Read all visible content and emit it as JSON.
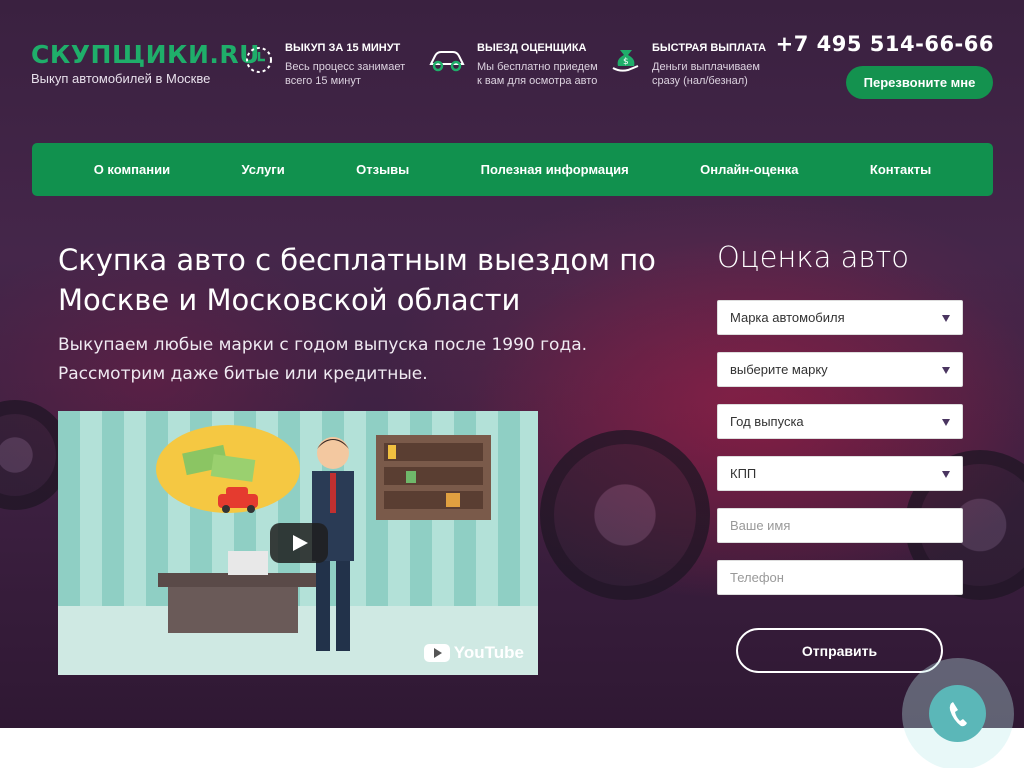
{
  "header": {
    "logo_title": "СКУПЩИКИ.RU",
    "logo_sub": "Выкуп автомобилей в Москве",
    "features": [
      {
        "icon": "clock-icon",
        "title": "ВЫКУП ЗА 15 МИНУТ",
        "line1": "Весь процесс занимает",
        "line2": "всего 15 минут"
      },
      {
        "icon": "car-icon",
        "title": "ВЫЕЗД ОЦЕНЩИКА",
        "line1": "Мы бесплатно приедем",
        "line2": "к вам для осмотра авто"
      },
      {
        "icon": "money-bag-icon",
        "title": "БЫСТРАЯ ВЫПЛАТА",
        "line1": "Деньги выплачиваем",
        "line2": "сразу (нал/безнал)"
      }
    ],
    "phone": "+7 495 514-66-66",
    "callback_label": "Перезвоните мне"
  },
  "nav": {
    "items": [
      "О компании",
      "Услуги",
      "Отзывы",
      "Полезная информация",
      "Онлайн-оценка",
      "Контакты"
    ]
  },
  "hero": {
    "title": "Скупка авто с бесплатным выездом по Москве и Московской области",
    "sub_line1": "Выкупаем любые марки с годом выпуска после 1990 года.",
    "sub_line2": "Рассмотрим даже битые или кредитные.",
    "video_brand": "YouTube"
  },
  "form": {
    "title": "Оценка авто",
    "selects": [
      "Марка автомобиля",
      "выберите марку",
      "Год выпуска",
      "КПП"
    ],
    "name_placeholder": "Ваше имя",
    "phone_placeholder": "Телефон",
    "submit_label": "Отправить"
  },
  "colors": {
    "brand_green": "#11914e",
    "logo_green": "#1fae6a",
    "call_teal": "#5bb7b8"
  }
}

▸ Given request: Give the data above again in full and unchanged, skipping the pictures.

▸ Task result:
Read all visible content and emit it as JSON.
{
  "header": {
    "logo_title": "СКУПЩИКИ.RU",
    "logo_sub": "Выкуп автомобилей в Москве",
    "features": [
      {
        "icon": "clock-icon",
        "title": "ВЫКУП ЗА 15 МИНУТ",
        "line1": "Весь процесс занимает",
        "line2": "всего 15 минут"
      },
      {
        "icon": "car-icon",
        "title": "ВЫЕЗД ОЦЕНЩИКА",
        "line1": "Мы бесплатно приедем",
        "line2": "к вам для осмотра авто"
      },
      {
        "icon": "money-bag-icon",
        "title": "БЫСТРАЯ ВЫПЛАТА",
        "line1": "Деньги выплачиваем",
        "line2": "сразу (нал/безнал)"
      }
    ],
    "phone": "+7 495 514-66-66",
    "callback_label": "Перезвоните мне"
  },
  "nav": {
    "items": [
      "О компании",
      "Услуги",
      "Отзывы",
      "Полезная информация",
      "Онлайн-оценка",
      "Контакты"
    ]
  },
  "hero": {
    "title": "Скупка авто с бесплатным выездом по Москве и Московской области",
    "sub_line1": "Выкупаем любые марки с годом выпуска после 1990 года.",
    "sub_line2": "Рассмотрим даже битые или кредитные.",
    "video_brand": "YouTube"
  },
  "form": {
    "title": "Оценка авто",
    "selects": [
      "Марка автомобиля",
      "выберите марку",
      "Год выпуска",
      "КПП"
    ],
    "name_placeholder": "Ваше имя",
    "phone_placeholder": "Телефон",
    "submit_label": "Отправить"
  },
  "colors": {
    "brand_green": "#11914e",
    "logo_green": "#1fae6a",
    "call_teal": "#5bb7b8"
  }
}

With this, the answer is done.